### WHAT THE TASK REQUIRES
Your answer should be a single number: the count of lines containing "Joinchain".

### DATA TO USE
- - - - -
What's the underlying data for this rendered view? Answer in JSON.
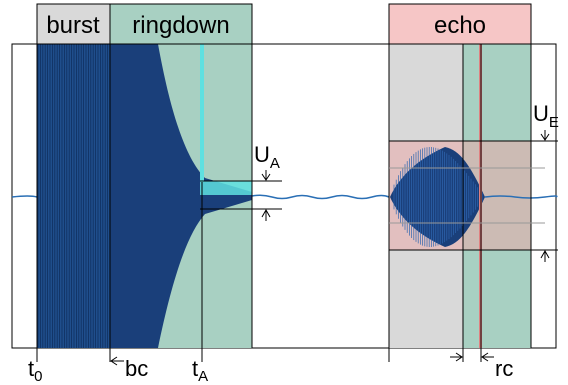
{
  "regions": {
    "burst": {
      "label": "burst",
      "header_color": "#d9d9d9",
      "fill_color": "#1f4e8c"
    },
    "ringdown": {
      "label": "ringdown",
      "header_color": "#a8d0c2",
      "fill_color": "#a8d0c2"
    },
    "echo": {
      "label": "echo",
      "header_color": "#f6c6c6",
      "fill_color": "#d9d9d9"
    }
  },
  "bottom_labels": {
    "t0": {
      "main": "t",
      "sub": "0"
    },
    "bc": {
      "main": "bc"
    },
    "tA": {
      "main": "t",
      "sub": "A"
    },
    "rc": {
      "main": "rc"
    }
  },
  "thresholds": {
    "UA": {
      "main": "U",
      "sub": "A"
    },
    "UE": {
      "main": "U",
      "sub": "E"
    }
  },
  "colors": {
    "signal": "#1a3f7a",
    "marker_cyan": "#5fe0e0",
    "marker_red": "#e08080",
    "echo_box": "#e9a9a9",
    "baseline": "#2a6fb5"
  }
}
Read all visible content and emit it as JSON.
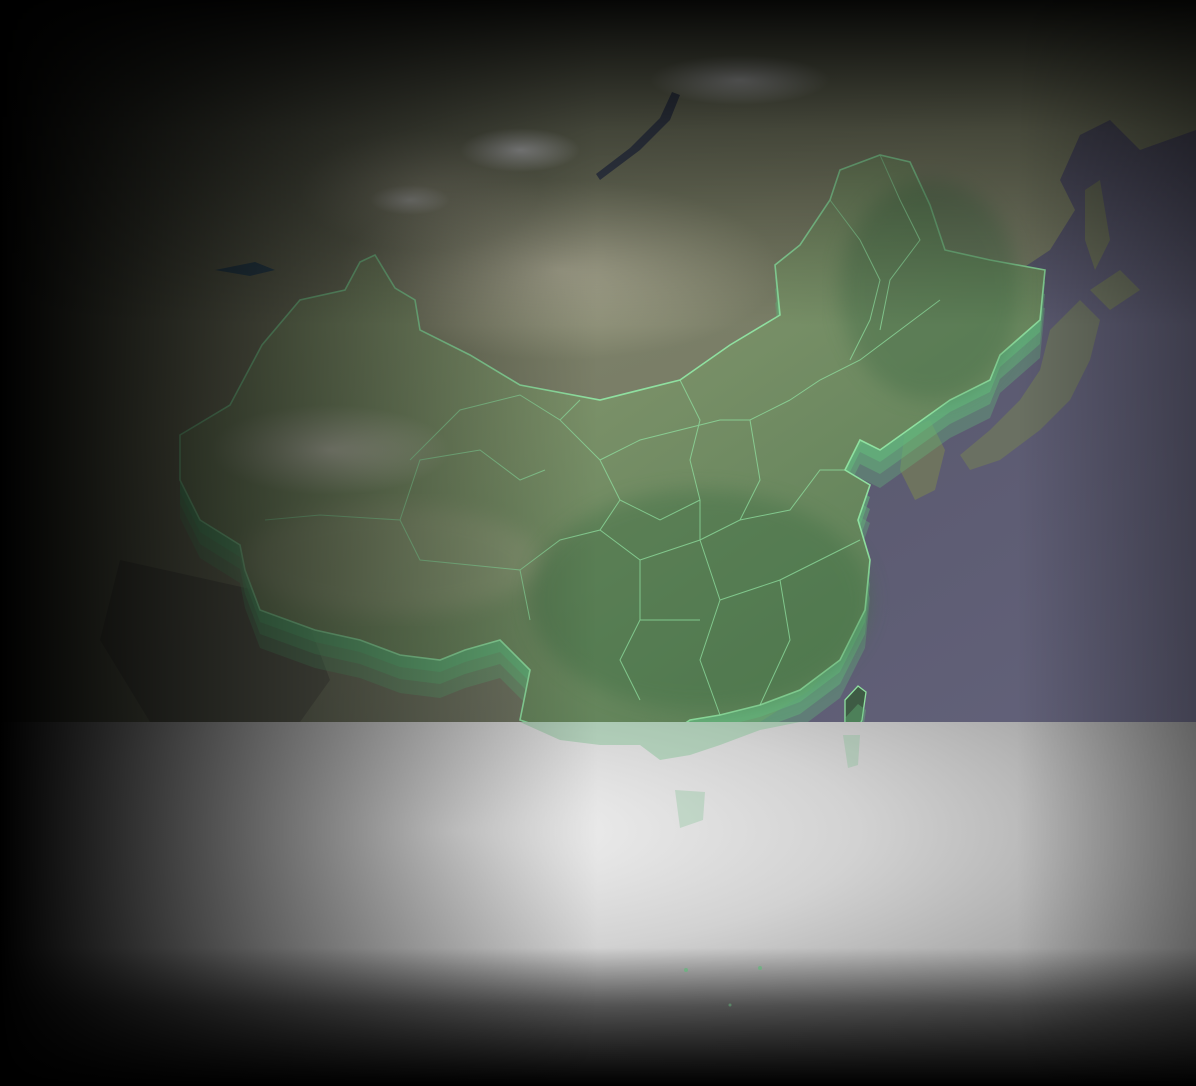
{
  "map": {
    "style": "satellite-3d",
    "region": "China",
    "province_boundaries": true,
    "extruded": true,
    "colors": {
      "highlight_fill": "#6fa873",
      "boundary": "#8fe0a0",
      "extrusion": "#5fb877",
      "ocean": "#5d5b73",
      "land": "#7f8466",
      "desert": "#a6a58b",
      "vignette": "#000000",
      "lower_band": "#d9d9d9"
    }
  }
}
- - - - -
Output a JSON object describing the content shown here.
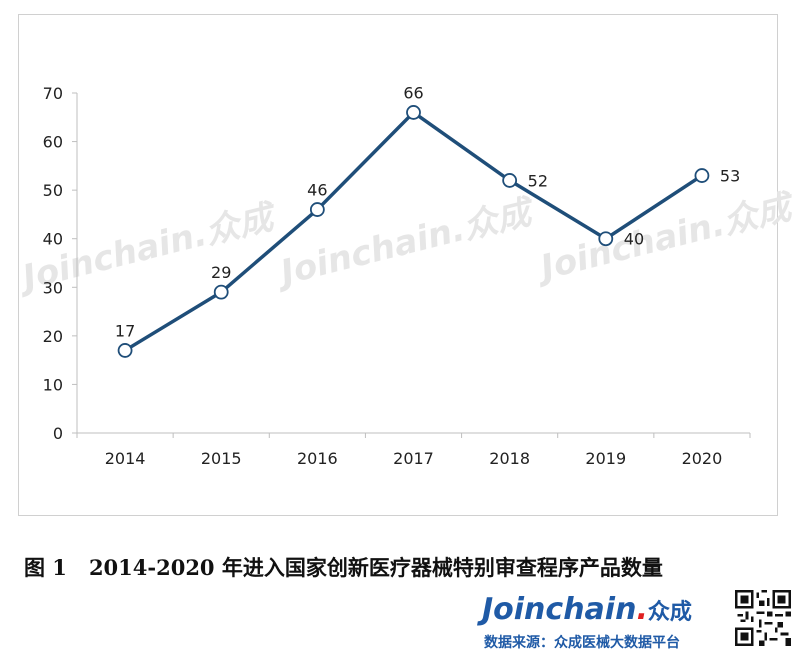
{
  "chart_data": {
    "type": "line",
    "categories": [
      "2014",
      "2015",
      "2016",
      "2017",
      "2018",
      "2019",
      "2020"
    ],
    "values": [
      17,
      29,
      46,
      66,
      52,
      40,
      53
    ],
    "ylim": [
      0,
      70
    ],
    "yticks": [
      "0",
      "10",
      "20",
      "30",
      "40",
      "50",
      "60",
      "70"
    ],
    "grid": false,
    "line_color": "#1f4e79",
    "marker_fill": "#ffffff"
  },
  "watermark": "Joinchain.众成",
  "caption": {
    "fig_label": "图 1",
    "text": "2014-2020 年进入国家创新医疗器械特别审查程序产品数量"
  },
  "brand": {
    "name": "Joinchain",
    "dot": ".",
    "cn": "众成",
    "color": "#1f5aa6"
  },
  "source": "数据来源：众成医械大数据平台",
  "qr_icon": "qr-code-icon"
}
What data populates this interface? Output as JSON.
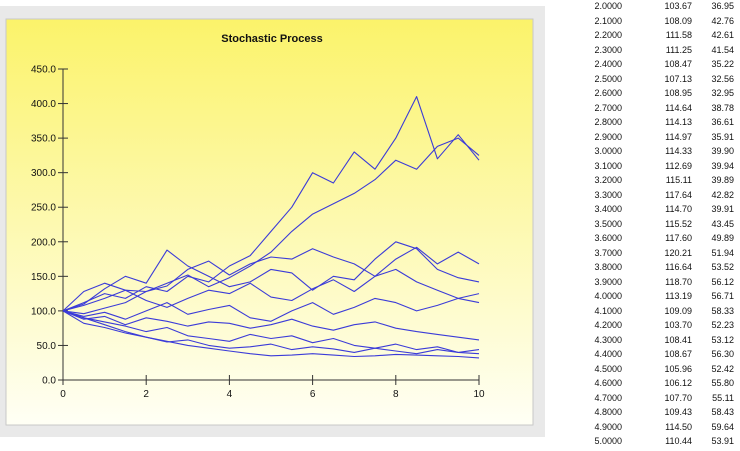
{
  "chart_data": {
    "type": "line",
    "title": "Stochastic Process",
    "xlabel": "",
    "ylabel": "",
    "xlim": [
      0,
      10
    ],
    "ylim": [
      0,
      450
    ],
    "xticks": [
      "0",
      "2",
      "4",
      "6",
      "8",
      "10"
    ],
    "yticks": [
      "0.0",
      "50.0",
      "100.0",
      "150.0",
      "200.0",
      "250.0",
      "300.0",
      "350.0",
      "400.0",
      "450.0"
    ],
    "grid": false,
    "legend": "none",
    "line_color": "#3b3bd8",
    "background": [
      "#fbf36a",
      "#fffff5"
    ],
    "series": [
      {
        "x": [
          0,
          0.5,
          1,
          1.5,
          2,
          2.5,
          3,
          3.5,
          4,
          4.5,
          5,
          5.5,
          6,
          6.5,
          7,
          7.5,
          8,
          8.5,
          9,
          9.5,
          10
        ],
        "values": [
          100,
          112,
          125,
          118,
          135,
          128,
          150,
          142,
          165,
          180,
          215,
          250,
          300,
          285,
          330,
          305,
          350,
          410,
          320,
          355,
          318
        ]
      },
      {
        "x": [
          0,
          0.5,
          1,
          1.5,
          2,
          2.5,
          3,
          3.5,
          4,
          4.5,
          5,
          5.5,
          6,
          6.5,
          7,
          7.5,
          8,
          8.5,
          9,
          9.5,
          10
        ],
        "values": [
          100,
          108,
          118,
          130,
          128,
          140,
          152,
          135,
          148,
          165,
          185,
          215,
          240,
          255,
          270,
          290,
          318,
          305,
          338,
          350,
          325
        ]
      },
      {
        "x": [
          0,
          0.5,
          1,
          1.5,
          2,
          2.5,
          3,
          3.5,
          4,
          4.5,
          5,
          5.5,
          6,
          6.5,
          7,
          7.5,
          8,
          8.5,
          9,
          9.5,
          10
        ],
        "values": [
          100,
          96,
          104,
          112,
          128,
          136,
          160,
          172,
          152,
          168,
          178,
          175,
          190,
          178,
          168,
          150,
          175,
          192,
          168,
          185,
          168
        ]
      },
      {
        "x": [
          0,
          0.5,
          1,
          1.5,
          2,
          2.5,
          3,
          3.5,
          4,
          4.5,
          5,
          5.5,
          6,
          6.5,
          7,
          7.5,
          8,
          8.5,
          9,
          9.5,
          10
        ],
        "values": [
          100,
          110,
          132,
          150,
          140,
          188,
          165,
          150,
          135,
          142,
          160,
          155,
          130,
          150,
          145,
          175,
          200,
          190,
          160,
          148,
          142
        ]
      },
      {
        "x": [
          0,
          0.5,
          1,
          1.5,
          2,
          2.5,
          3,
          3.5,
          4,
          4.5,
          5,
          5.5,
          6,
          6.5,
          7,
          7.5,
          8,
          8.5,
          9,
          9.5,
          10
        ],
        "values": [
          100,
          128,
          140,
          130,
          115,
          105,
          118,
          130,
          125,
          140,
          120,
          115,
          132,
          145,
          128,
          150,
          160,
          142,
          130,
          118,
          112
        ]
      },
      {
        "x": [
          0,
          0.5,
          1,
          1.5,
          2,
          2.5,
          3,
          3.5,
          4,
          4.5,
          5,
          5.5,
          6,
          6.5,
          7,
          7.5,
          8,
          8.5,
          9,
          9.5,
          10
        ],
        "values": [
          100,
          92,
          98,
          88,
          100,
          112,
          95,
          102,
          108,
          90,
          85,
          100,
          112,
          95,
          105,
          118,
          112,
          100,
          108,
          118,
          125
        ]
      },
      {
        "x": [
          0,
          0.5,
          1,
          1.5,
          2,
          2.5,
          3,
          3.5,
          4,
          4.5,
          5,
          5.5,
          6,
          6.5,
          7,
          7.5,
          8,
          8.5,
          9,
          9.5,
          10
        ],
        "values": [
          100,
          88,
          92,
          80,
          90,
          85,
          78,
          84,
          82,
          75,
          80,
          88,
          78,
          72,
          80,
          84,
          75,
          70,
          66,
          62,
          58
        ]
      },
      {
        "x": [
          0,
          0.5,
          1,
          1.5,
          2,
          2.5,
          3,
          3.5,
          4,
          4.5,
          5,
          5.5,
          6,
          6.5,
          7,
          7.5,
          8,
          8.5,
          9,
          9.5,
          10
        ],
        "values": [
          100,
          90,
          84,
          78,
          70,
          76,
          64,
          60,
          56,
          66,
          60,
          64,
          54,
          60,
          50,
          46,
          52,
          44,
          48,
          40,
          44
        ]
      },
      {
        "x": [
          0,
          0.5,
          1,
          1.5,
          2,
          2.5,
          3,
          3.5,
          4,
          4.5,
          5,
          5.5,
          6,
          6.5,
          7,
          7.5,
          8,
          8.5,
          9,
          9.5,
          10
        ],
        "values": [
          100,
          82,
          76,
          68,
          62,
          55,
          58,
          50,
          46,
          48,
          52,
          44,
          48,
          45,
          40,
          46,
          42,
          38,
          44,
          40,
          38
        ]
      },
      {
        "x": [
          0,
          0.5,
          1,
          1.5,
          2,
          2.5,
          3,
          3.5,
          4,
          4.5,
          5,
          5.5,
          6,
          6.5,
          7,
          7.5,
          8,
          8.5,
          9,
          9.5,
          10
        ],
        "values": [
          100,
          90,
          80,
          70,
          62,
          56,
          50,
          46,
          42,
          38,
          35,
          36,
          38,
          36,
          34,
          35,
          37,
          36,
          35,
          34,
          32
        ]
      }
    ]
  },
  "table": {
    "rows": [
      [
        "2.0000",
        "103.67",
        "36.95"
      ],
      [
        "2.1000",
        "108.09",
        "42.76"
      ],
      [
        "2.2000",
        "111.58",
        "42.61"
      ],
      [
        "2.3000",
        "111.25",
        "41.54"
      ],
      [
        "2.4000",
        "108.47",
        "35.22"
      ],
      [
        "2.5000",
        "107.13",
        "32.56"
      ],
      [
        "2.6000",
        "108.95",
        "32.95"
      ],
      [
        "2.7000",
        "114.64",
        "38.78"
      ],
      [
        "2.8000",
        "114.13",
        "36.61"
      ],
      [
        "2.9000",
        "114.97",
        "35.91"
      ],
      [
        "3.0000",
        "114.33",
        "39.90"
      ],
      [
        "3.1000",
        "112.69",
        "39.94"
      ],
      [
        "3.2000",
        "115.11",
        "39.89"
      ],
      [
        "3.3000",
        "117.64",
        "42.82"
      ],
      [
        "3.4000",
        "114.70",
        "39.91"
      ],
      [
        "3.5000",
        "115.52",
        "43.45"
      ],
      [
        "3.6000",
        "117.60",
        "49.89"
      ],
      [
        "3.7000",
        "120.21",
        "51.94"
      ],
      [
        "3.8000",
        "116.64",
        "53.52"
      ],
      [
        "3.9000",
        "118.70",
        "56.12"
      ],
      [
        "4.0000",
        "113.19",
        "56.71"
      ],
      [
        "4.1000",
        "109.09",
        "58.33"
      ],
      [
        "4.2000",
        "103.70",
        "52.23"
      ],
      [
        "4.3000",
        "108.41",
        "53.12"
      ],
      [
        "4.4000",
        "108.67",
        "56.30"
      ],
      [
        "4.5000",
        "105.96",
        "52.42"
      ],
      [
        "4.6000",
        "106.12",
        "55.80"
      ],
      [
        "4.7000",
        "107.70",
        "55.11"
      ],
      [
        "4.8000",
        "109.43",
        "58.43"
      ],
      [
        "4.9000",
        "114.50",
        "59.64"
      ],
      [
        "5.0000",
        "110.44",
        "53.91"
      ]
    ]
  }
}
- - - - -
### RESPONSE
2